→ **STATED GOAL**
Below are entries. Pull out all lines containing "турецкий".

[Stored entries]
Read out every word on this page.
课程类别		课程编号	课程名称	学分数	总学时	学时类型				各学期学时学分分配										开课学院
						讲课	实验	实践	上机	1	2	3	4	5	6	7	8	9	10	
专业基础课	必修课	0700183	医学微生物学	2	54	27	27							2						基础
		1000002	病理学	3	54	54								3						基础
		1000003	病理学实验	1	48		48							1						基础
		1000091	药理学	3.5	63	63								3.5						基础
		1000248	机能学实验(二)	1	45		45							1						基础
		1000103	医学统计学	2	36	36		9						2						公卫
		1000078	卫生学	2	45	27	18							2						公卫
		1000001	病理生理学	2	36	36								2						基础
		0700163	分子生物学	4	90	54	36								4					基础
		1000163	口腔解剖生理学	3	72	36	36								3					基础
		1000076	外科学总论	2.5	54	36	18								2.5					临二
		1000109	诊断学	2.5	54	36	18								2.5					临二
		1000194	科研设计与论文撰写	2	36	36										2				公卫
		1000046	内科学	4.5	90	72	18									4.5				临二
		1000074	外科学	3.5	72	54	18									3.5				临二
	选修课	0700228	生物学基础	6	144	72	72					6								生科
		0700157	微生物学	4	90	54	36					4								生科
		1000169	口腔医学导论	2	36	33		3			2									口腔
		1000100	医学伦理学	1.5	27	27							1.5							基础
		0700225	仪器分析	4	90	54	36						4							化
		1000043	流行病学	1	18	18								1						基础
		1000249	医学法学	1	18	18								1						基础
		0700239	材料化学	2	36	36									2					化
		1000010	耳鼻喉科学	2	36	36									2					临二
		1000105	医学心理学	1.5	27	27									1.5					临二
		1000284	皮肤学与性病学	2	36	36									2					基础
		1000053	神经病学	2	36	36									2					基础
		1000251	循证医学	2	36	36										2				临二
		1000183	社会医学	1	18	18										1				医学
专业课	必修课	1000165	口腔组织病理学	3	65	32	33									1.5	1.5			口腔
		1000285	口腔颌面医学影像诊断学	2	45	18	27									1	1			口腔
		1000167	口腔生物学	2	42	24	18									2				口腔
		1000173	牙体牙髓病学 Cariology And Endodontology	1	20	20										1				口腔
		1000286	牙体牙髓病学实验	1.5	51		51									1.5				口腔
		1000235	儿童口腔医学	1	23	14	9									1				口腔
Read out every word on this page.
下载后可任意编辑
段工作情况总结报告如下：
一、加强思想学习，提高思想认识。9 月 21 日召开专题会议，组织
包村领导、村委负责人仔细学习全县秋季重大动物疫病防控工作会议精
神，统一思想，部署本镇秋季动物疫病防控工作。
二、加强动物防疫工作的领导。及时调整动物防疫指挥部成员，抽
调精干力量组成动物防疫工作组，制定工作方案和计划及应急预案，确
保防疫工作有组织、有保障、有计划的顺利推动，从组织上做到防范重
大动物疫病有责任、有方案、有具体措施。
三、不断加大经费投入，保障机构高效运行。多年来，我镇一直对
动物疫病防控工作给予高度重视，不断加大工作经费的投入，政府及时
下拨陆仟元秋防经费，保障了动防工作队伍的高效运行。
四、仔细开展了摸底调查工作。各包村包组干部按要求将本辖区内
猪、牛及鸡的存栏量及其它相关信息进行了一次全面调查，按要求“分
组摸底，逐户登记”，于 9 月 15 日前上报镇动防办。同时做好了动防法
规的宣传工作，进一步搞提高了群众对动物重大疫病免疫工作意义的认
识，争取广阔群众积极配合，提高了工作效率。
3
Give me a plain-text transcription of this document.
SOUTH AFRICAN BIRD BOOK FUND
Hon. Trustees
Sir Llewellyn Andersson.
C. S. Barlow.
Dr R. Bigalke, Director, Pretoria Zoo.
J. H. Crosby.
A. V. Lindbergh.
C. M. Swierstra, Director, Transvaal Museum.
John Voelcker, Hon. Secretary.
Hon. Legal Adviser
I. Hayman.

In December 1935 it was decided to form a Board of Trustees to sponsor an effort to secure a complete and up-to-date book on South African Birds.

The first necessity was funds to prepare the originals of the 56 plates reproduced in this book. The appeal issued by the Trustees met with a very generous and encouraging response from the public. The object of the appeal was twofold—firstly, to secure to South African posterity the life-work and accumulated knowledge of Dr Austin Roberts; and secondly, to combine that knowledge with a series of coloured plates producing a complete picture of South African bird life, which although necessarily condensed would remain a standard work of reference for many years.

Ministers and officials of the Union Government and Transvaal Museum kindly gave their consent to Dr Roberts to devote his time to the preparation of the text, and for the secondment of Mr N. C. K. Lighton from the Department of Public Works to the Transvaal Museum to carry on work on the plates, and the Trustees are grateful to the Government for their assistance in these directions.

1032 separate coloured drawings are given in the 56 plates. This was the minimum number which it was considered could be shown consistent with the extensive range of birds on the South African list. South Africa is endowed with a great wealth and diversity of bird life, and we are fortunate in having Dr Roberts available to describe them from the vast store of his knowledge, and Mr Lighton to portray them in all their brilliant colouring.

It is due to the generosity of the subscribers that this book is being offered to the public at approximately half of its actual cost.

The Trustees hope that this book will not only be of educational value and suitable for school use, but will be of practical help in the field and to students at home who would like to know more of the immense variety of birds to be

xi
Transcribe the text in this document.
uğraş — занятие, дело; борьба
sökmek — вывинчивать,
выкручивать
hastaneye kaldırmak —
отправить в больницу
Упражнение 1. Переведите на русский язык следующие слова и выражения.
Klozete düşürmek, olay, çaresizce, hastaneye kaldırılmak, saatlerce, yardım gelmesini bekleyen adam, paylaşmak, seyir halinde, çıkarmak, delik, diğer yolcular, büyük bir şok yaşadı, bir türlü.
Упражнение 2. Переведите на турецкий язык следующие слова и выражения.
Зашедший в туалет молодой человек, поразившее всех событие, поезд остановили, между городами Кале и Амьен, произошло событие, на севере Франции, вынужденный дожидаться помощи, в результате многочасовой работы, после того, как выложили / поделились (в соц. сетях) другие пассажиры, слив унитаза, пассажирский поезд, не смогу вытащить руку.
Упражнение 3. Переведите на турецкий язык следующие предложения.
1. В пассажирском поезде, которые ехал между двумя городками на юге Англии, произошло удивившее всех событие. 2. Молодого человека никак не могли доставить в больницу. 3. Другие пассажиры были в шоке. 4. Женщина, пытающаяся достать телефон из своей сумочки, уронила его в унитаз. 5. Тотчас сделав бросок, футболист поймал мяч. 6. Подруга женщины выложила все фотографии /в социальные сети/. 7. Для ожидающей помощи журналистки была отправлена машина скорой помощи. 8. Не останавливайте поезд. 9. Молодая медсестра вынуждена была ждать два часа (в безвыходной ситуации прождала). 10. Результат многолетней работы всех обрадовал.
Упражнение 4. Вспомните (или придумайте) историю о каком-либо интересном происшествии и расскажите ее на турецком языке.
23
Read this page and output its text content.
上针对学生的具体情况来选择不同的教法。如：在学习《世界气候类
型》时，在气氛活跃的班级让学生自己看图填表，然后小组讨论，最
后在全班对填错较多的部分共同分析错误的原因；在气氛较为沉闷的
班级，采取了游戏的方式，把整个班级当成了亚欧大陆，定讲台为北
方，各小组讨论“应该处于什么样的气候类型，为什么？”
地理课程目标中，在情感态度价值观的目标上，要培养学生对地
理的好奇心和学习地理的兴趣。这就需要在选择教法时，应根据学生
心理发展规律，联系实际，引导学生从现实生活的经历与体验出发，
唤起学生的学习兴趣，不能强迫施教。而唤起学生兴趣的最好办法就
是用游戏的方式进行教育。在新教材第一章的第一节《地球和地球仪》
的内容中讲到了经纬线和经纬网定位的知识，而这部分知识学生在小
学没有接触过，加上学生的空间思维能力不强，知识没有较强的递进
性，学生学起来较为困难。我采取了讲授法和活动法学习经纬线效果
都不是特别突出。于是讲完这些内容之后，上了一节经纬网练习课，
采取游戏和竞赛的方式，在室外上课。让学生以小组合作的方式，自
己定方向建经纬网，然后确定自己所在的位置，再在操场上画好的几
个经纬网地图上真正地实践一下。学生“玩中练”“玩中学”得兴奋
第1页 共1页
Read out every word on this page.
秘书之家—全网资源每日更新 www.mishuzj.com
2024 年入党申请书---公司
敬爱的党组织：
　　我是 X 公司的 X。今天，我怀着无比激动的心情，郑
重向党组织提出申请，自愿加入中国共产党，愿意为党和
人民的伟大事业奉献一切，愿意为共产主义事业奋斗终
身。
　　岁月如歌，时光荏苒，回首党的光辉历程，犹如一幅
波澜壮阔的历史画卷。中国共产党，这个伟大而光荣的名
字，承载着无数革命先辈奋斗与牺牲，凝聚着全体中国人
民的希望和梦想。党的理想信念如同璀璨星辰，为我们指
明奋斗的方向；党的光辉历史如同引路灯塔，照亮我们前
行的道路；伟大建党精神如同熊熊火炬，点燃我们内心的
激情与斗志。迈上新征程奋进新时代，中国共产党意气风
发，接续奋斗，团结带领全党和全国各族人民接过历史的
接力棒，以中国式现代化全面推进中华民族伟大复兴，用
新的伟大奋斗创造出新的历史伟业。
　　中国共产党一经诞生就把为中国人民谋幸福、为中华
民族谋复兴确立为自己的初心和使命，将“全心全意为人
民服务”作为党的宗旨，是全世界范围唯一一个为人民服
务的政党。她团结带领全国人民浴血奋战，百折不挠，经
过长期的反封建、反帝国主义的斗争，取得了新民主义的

→ **ANSWER TO THIS PROBLEM**
Упражнение 2. Переведите на турецкий язык следующие слова и выражения.
Упражнение 3. Переведите на турецкий язык следующие предложения.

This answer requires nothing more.